* _PROBLEM TO WORK ON_: Output the lines of the records below exactly as they appear, starting with the line that contains "received-message[interactable]: k có" and going on through the line that contains "contact-avatar[interactable] xyxy=(13,774,79,840)".

* _EXTRACTED INFORMATION_:
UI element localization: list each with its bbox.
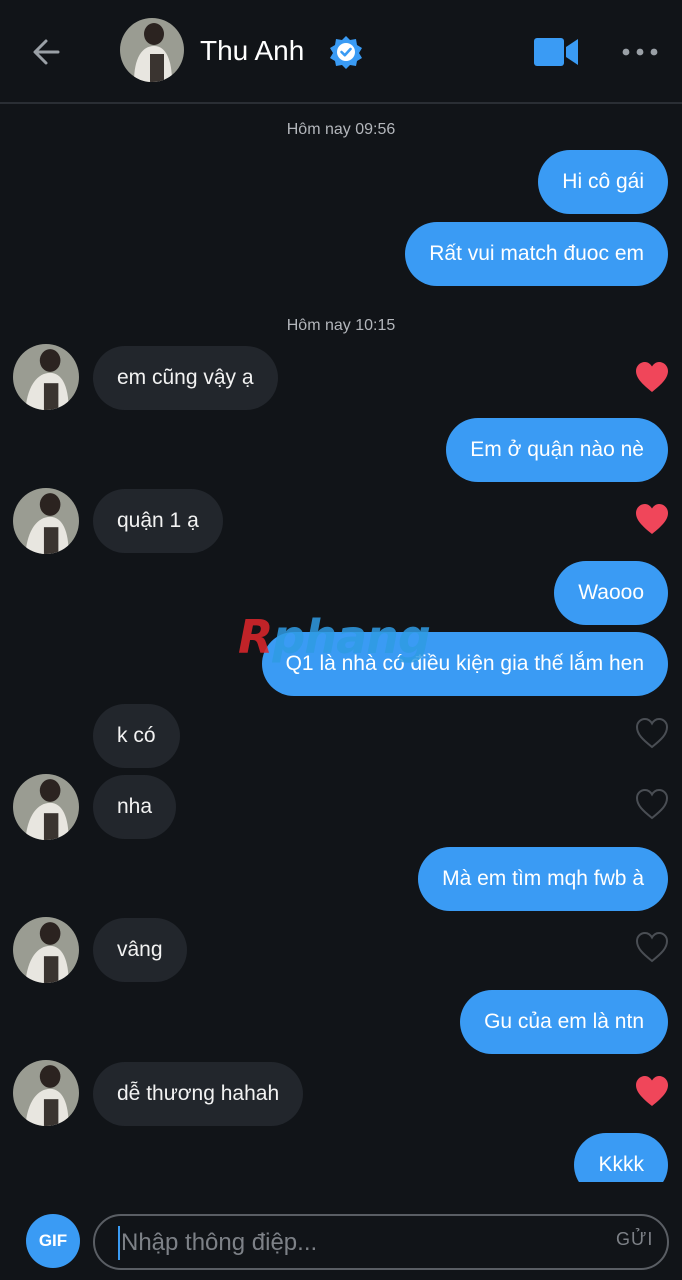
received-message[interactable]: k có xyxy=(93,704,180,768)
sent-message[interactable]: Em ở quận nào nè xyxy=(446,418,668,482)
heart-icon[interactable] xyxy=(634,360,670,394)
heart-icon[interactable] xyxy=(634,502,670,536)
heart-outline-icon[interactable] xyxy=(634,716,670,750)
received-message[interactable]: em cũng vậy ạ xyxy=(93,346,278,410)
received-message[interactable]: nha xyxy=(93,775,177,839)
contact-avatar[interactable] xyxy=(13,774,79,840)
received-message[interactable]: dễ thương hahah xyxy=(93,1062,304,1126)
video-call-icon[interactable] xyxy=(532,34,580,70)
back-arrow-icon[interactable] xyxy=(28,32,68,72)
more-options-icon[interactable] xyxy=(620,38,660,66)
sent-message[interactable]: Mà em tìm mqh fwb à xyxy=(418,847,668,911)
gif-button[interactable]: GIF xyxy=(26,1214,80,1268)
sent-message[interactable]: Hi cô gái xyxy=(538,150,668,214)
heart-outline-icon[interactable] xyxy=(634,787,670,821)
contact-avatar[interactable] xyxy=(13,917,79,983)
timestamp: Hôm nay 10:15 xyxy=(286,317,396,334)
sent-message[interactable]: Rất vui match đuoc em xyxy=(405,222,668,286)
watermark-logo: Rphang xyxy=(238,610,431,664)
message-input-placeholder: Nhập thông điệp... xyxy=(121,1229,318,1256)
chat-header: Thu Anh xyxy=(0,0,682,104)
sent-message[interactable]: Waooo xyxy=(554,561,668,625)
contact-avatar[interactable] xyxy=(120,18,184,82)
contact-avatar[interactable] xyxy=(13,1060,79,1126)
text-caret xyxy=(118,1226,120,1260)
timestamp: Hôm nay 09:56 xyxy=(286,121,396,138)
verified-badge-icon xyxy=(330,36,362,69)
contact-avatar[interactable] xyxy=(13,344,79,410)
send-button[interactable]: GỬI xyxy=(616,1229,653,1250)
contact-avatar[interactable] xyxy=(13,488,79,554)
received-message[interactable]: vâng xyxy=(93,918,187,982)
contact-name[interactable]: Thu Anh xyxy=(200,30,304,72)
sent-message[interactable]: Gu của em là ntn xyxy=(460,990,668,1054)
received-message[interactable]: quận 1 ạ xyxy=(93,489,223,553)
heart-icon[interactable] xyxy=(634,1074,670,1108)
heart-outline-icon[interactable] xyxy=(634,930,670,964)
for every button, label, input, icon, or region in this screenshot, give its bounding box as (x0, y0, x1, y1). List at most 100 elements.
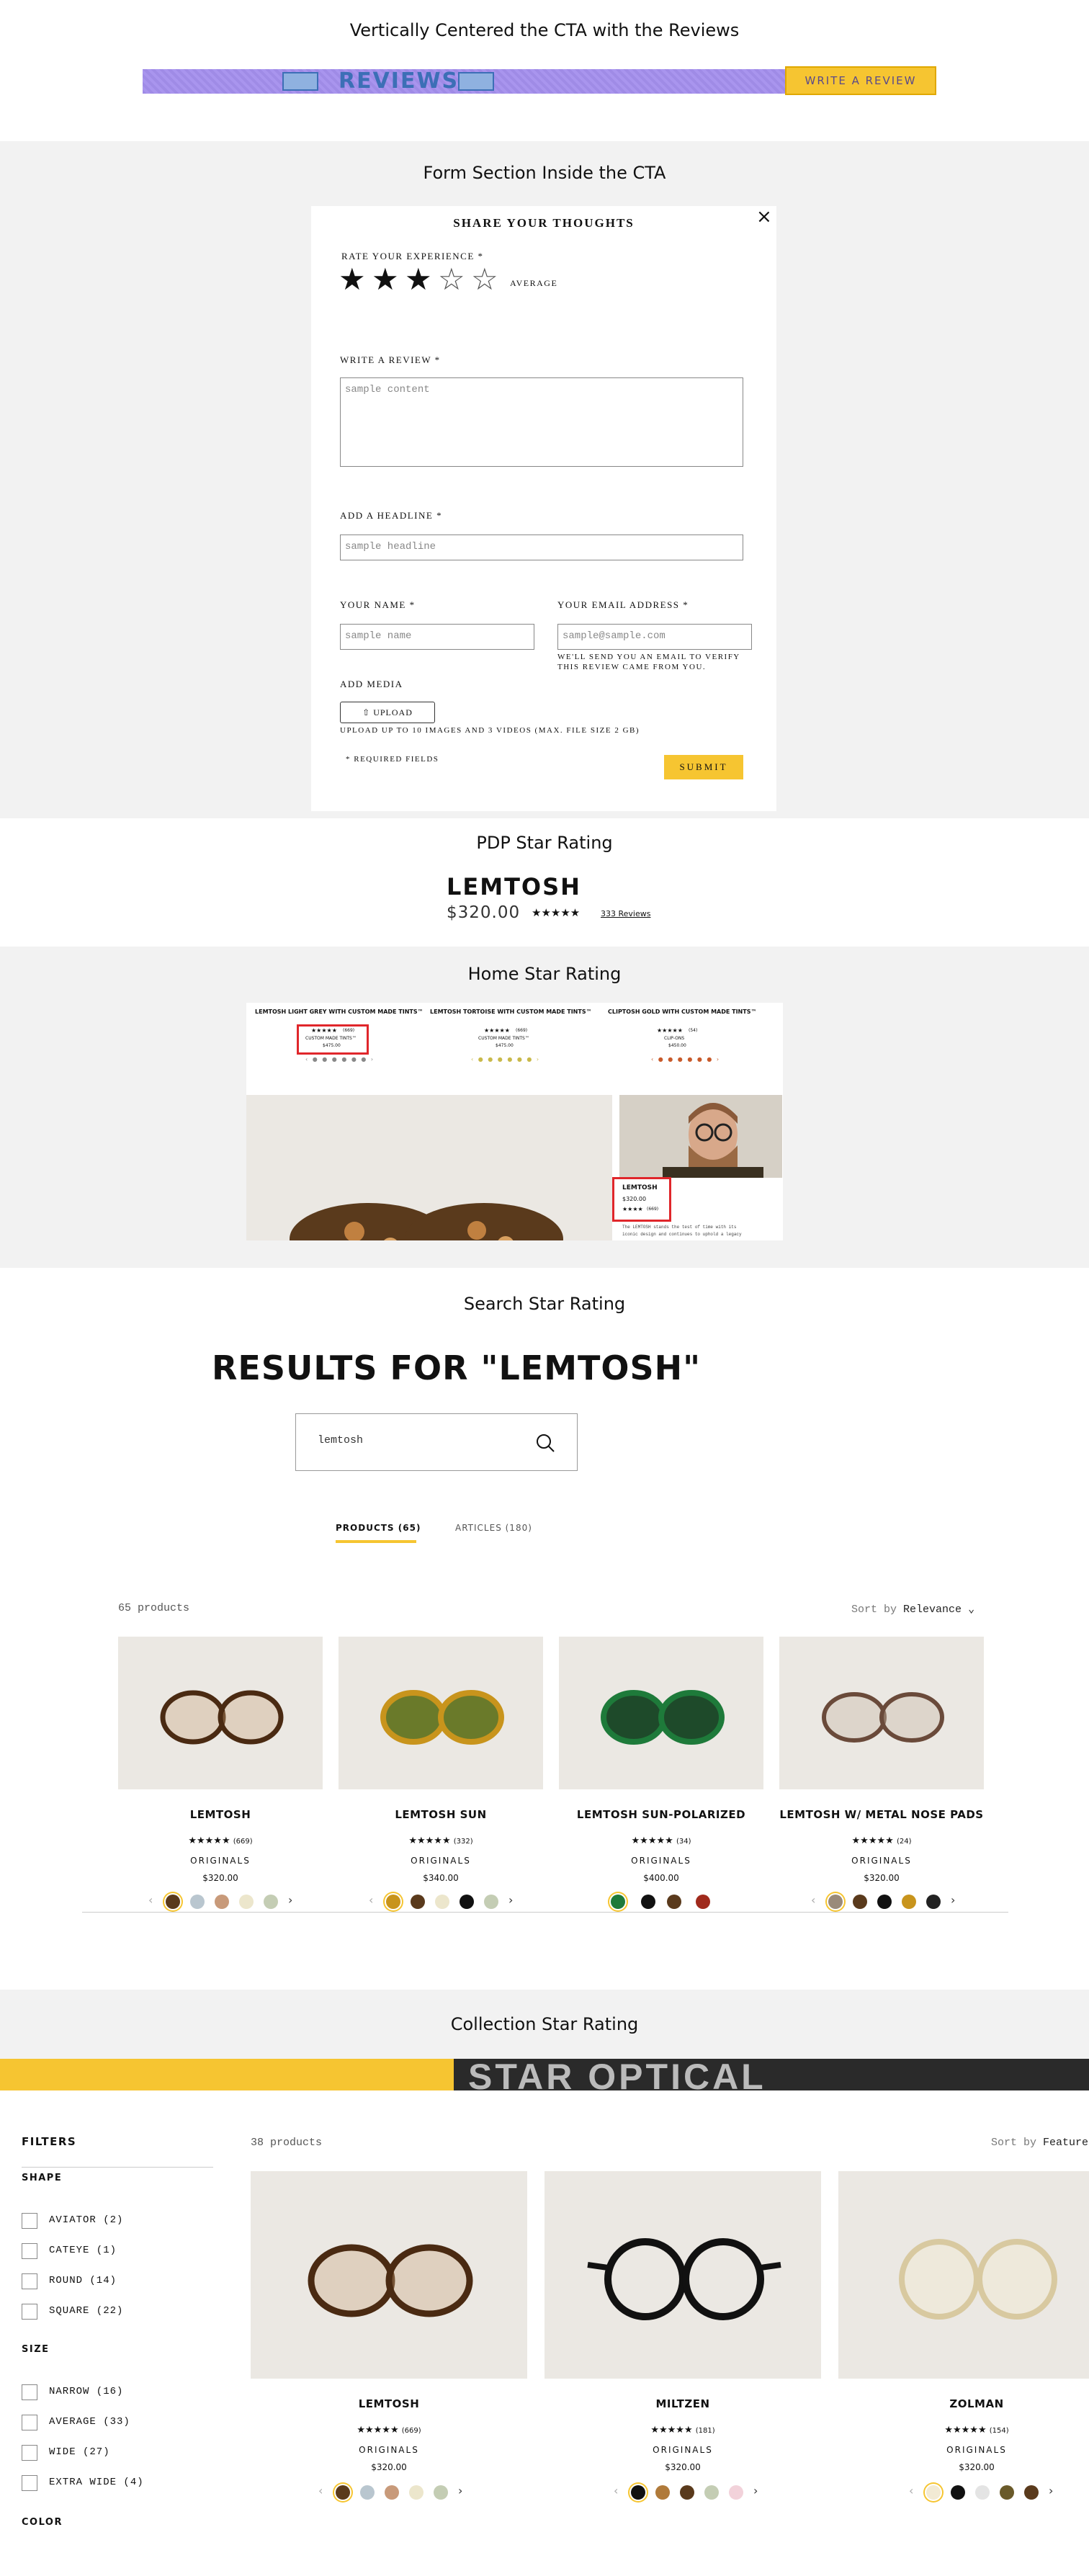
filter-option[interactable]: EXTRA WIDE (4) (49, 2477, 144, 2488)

* _CORRECT ANSWER_:
received-message[interactable]: k có xyxy=(93,704,180,768)
sent-message[interactable]: Em ở quận nào nè xyxy=(446,418,668,482)
heart-icon[interactable] xyxy=(634,360,670,394)
heart-icon[interactable] xyxy=(634,502,670,536)
heart-outline-icon[interactable] xyxy=(634,716,670,750)
received-message[interactable]: em cũng vậy ạ xyxy=(93,346,278,410)
received-message[interactable]: nha xyxy=(93,775,177,839)
contact-avatar[interactable] xyxy=(13,774,79,840)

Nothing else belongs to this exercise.